**WHAT IS BEING ASKED**
Provide an exact copy of the data, excluding the images.

── PROVIDED ENTRIES

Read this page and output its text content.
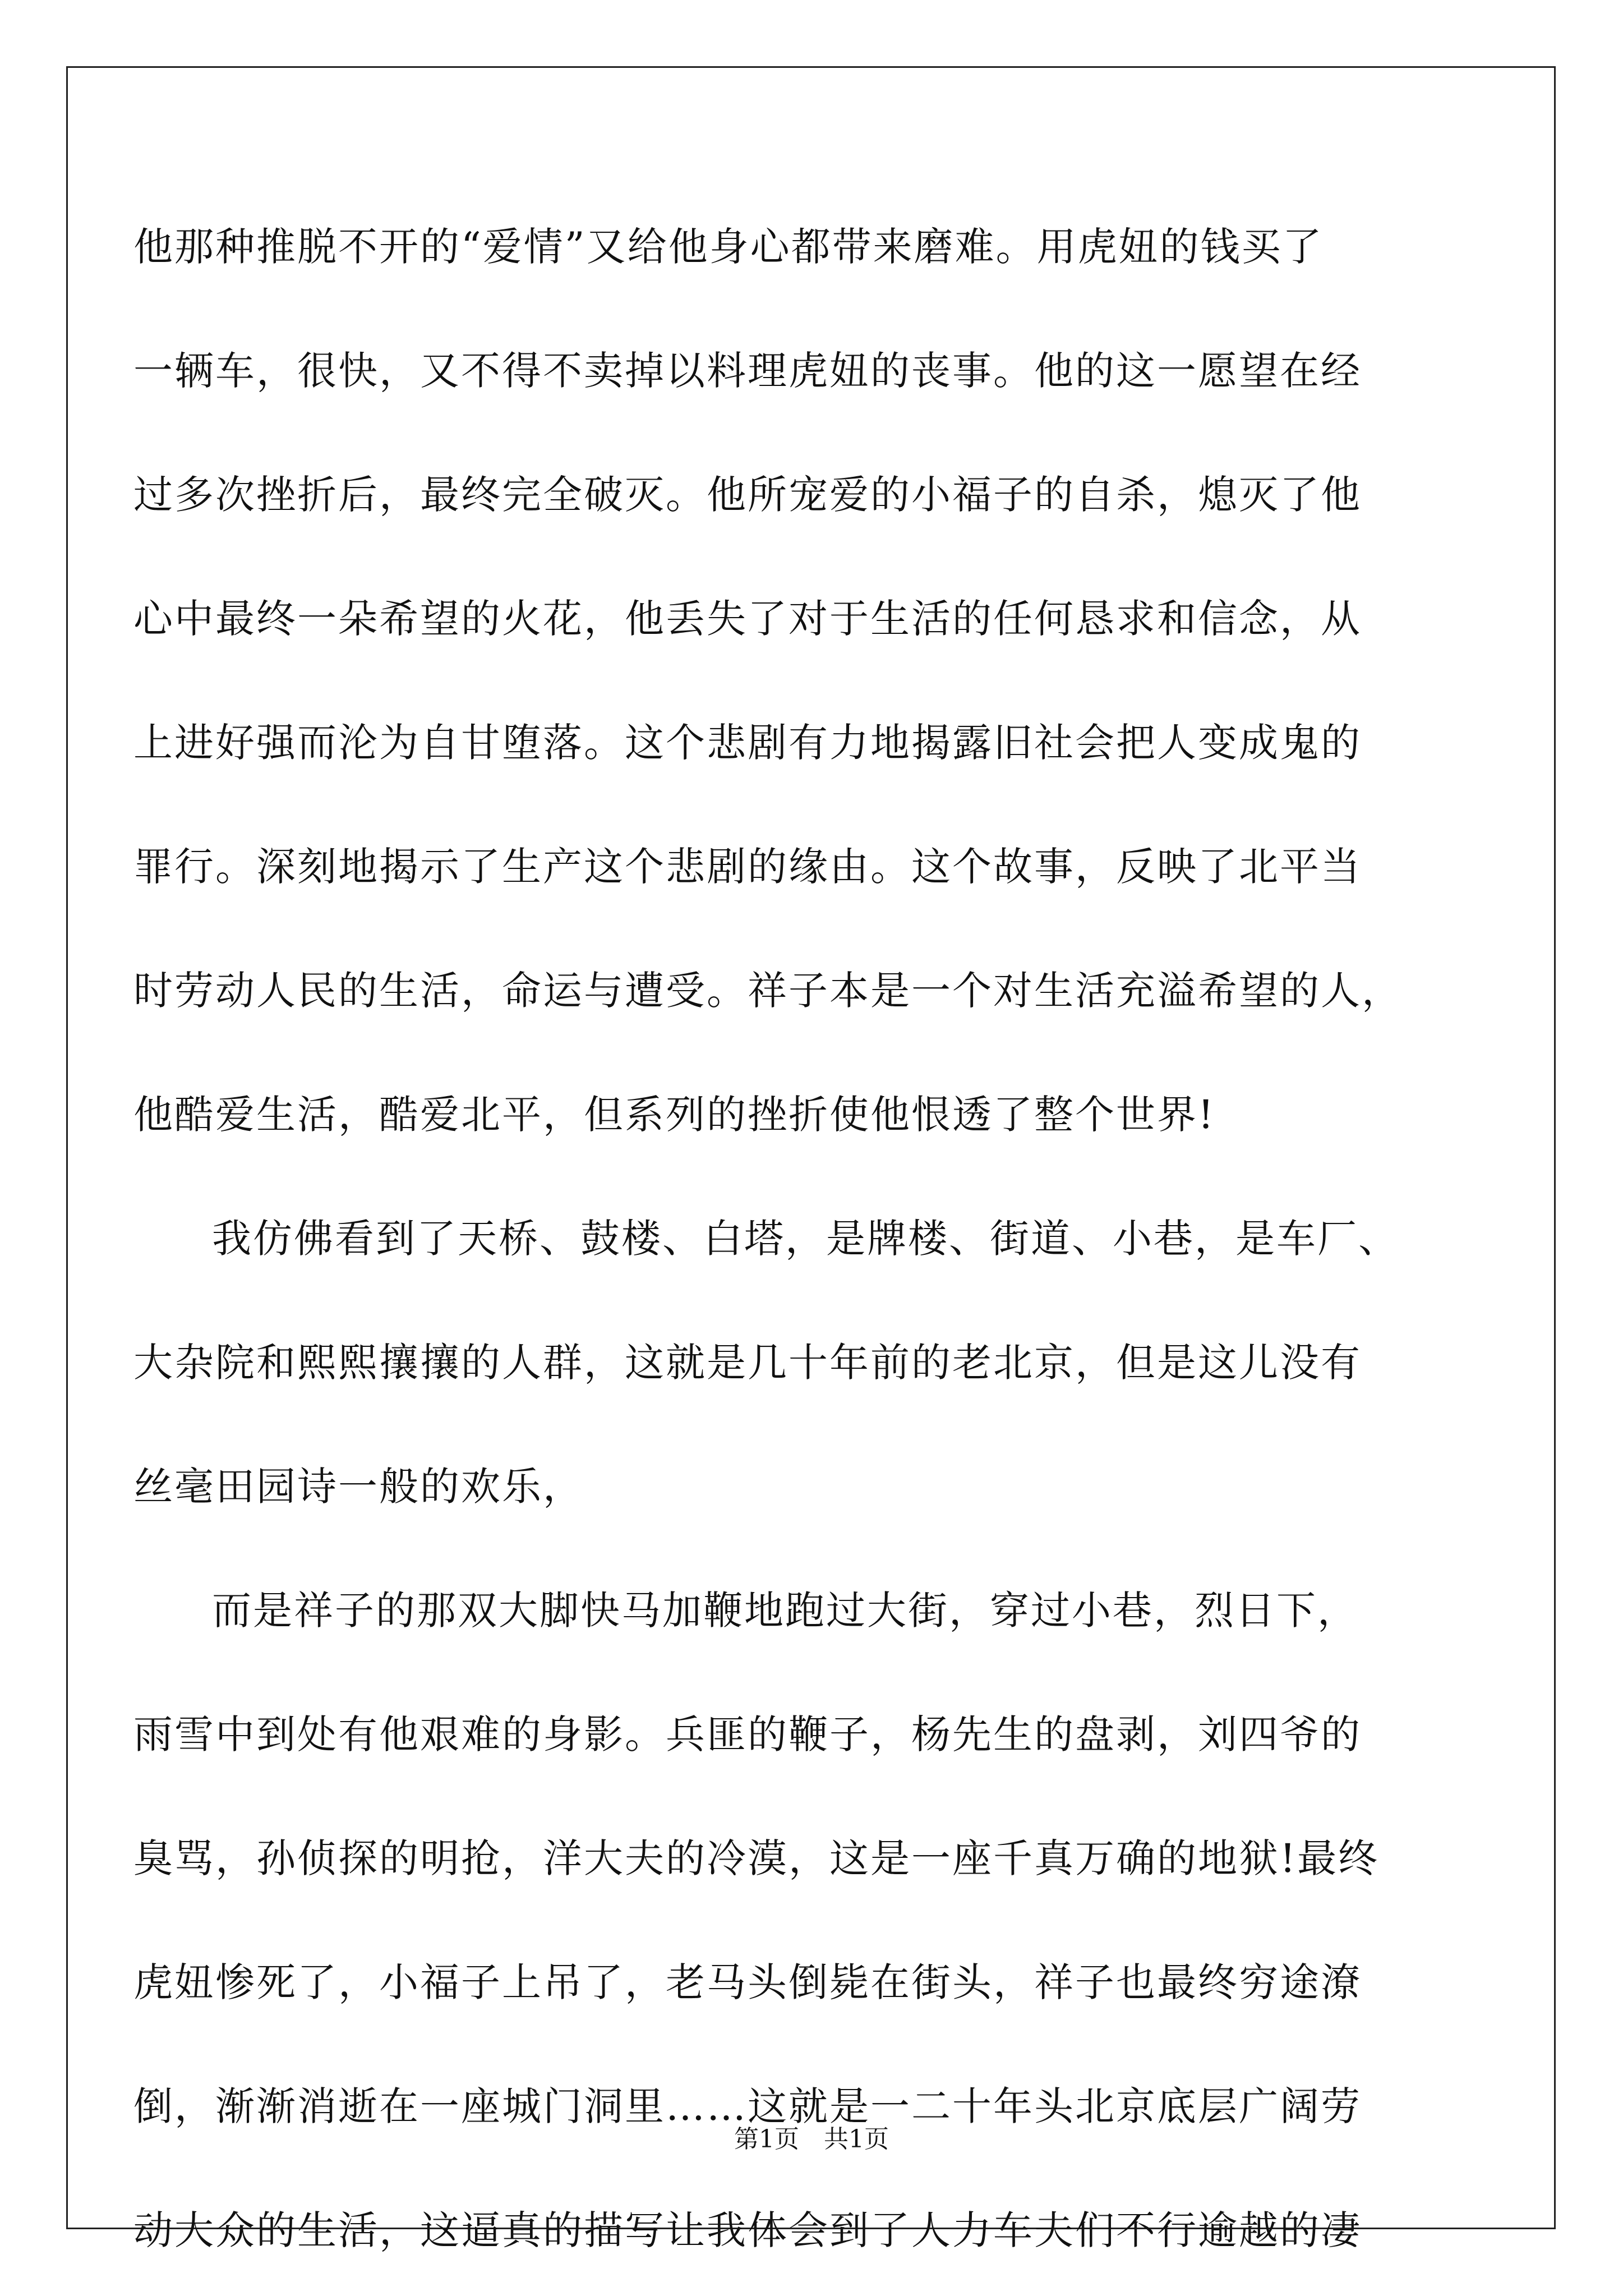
他那种推脱不开的“爱情”又给他身心都带来磨难。用虎妞的钱买了
一辆车，很快，又不得不卖掉以料理虎妞的丧事。他的这一愿望在经
过多次挫折后，最终完全破灭。他所宠爱的小福子的自杀，熄灭了他
心中最终一朵希望的火花，他丢失了对于生活的任何恳求和信念，从
上进好强而沦为自甘堕落。这个悲剧有力地揭露旧社会把人变成鬼的
罪行。深刻地揭示了生产这个悲剧的缘由。这个故事，反映了北平当
时劳动人民的生活，命运与遭受。祥子本是一个对生活充溢希望的人，
他酷爱生活，酷爱北平，但系列的挫折使他恨透了整个世界!
我仿佛看到了天桥、鼓楼、白塔，是牌楼、街道、小巷，是车厂、
大杂院和熙熙攘攘的人群，这就是几十年前的老北京，但是这儿没有
丝毫田园诗一般的欢乐，
而是祥子的那双大脚快马加鞭地跑过大街，穿过小巷，烈日下，
雨雪中到处有他艰难的身影。兵匪的鞭子，杨先生的盘剥，刘四爷的
臭骂，孙侦探的明抢，洋大夫的冷漠，这是一座千真万确的地狱!最终
虎妞惨死了，小福子上吊了，老马头倒毙在街头，祥子也最终穷途潦
倒，渐渐消逝在一座城门洞里……这就是一二十年头北京底层广阔劳
动大众的生活，这逼真的描写让我体会到了人力车夫们不行逾越的凄
第1页　共1页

────

**SOLUTION**
Read this page and output its text content.
他那种推脱不开的“爱情”又给他身心都带来磨难。用虎妞的钱买了
一辆车，很快，又不得不卖掉以料理虎妞的丧事。他的这一愿望在经
过多次挫折后，最终完全破灭。他所宠爱的小福子的自杀，熄灭了他
心中最终一朵希望的火花，他丢失了对于生活的任何恳求和信念，从
上进好强而沦为自甘堕落。这个悲剧有力地揭露旧社会把人变成鬼的
罪行。深刻地揭示了生产这个悲剧的缘由。这个故事，反映了北平当
时劳动人民的生活，命运与遭受。祥子本是一个对生活充溢希望的人，
他酷爱生活，酷爱北平，但系列的挫折使他恨透了整个世界!
我仿佛看到了天桥、鼓楼、白塔，是牌楼、街道、小巷，是车厂、
大杂院和熙熙攘攘的人群，这就是几十年前的老北京，但是这儿没有
丝毫田园诗一般的欢乐，
而是祥子的那双大脚快马加鞭地跑过大街，穿过小巷，烈日下，
雨雪中到处有他艰难的身影。兵匪的鞭子，杨先生的盘剥，刘四爷的
臭骂，孙侦探的明抢，洋大夫的冷漠，这是一座千真万确的地狱!最终
虎妞惨死了，小福子上吊了，老马头倒毙在街头，祥子也最终穷途潦
倒，渐渐消逝在一座城门洞里……这就是一二十年头北京底层广阔劳
动大众的生活，这逼真的描写让我体会到了人力车夫们不行逾越的凄
第1页　共1页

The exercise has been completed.